# Stored records
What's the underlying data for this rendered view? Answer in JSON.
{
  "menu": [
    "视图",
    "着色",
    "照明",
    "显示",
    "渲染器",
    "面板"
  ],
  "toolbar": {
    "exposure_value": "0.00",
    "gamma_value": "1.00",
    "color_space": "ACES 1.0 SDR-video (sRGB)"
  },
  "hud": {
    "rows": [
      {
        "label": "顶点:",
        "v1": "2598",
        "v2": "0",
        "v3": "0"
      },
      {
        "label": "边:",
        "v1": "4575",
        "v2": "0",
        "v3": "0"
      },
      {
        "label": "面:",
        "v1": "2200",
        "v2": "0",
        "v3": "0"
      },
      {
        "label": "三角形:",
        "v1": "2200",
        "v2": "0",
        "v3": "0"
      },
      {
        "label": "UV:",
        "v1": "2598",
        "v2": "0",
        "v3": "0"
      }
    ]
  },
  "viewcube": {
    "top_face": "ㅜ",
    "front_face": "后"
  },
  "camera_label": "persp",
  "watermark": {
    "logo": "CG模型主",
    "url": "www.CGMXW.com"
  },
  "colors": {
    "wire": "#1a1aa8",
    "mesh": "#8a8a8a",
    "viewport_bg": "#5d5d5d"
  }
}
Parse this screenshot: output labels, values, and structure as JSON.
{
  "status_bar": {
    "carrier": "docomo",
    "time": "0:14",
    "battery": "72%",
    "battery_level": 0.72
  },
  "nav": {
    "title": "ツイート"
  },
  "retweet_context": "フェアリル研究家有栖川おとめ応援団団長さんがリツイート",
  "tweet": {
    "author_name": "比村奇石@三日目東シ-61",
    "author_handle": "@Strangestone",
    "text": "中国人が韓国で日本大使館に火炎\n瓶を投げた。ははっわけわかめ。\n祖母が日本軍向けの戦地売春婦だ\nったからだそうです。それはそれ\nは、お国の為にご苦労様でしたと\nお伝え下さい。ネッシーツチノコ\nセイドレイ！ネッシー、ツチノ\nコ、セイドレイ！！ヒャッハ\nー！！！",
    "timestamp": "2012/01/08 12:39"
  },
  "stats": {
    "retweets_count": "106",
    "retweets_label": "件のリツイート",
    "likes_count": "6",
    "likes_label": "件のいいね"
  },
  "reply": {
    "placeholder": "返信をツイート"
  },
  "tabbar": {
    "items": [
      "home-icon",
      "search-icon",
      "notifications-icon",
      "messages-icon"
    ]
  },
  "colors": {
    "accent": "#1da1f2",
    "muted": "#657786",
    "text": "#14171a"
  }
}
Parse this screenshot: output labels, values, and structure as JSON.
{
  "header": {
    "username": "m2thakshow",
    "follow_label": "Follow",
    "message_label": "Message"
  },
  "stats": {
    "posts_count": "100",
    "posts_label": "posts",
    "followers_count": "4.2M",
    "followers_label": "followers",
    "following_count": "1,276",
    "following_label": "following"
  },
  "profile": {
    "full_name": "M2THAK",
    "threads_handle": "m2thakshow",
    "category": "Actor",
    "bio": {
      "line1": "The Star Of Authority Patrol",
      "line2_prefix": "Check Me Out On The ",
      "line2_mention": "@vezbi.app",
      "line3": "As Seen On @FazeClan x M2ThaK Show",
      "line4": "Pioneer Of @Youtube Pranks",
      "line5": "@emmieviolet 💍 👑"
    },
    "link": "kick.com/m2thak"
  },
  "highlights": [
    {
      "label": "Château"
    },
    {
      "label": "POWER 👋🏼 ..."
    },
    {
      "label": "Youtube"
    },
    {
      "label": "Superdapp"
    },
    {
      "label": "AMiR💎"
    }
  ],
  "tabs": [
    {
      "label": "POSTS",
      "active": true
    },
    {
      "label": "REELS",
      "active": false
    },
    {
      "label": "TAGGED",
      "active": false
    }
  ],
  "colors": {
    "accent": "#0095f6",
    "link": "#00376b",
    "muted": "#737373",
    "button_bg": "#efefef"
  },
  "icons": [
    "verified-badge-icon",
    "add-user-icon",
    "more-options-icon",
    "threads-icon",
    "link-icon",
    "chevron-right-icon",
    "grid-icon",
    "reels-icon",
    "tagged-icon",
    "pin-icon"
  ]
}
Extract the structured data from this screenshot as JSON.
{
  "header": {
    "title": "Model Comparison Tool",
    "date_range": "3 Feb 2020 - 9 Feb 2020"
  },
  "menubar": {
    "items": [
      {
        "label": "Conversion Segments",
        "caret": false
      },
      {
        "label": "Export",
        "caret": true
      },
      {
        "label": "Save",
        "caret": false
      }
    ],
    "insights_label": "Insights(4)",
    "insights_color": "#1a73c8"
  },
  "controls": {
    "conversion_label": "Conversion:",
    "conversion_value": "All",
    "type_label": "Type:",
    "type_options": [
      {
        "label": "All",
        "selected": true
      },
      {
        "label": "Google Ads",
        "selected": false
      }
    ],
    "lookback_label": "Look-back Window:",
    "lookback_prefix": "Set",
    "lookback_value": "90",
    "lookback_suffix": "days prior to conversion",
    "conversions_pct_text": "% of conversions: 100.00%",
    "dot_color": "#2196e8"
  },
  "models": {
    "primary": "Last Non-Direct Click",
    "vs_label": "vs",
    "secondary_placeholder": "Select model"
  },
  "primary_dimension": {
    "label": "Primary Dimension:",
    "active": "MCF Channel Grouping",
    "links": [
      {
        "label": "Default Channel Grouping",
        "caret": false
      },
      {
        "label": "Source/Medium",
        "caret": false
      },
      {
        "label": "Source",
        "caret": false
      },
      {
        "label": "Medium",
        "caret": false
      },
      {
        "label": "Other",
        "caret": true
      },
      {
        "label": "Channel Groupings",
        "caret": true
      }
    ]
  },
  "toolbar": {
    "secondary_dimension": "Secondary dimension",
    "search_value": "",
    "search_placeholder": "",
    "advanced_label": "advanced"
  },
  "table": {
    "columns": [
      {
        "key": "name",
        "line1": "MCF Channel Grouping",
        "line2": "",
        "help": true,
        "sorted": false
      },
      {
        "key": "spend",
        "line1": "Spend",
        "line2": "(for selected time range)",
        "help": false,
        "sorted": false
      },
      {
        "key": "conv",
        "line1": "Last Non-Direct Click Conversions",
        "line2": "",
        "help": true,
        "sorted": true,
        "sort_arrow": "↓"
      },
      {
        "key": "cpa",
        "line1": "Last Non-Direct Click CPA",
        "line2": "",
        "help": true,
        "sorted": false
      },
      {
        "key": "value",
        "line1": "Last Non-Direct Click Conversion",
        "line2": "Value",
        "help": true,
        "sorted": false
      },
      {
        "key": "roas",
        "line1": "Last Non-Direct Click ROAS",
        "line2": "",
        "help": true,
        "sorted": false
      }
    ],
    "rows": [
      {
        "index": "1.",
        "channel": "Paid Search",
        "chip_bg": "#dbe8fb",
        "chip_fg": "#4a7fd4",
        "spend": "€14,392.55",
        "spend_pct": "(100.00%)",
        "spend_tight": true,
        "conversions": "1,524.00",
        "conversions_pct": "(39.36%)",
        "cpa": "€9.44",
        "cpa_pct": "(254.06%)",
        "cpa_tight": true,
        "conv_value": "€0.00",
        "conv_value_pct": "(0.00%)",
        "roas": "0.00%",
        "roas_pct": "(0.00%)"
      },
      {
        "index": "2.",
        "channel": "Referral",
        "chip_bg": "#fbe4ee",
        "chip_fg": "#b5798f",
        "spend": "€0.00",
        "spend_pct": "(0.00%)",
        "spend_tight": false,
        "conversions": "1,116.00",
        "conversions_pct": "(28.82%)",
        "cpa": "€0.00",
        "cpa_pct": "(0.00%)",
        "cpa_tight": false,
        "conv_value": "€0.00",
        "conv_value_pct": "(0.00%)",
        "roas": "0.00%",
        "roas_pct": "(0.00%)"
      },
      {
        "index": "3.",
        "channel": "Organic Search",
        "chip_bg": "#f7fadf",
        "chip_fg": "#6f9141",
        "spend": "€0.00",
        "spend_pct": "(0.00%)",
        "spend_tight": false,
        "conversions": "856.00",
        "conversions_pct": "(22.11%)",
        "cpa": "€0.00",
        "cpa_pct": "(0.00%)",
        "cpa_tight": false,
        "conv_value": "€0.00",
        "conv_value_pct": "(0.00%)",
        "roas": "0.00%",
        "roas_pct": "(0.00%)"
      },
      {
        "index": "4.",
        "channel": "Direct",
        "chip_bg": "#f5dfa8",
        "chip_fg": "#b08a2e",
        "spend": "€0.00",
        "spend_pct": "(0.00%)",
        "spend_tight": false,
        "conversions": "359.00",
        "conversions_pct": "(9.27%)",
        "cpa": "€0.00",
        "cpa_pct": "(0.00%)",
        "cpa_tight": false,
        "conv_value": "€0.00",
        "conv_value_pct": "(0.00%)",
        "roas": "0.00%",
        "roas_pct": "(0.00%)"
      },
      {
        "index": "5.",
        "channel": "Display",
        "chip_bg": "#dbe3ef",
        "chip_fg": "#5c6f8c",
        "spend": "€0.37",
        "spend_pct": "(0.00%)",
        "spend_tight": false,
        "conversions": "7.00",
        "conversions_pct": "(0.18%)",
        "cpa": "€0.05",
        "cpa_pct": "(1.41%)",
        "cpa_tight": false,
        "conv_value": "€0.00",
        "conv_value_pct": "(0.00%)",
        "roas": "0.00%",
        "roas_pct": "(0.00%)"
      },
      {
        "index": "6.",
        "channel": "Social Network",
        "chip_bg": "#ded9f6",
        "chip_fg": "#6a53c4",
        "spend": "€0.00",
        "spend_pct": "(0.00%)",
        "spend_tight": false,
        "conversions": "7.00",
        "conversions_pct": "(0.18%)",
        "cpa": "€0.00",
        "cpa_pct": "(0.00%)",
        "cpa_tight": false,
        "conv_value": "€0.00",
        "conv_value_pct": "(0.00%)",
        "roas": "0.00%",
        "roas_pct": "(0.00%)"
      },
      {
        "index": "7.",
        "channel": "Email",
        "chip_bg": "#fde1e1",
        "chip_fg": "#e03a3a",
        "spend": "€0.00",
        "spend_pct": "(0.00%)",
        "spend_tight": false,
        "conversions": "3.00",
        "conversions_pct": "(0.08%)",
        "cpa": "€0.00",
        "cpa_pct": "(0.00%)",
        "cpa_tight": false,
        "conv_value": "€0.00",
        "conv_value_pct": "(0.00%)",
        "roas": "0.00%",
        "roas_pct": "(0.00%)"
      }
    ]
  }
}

# Your task
The word "title" may appear on some lines. Report how many lines hold it, giving the number alone.

# Solution below
2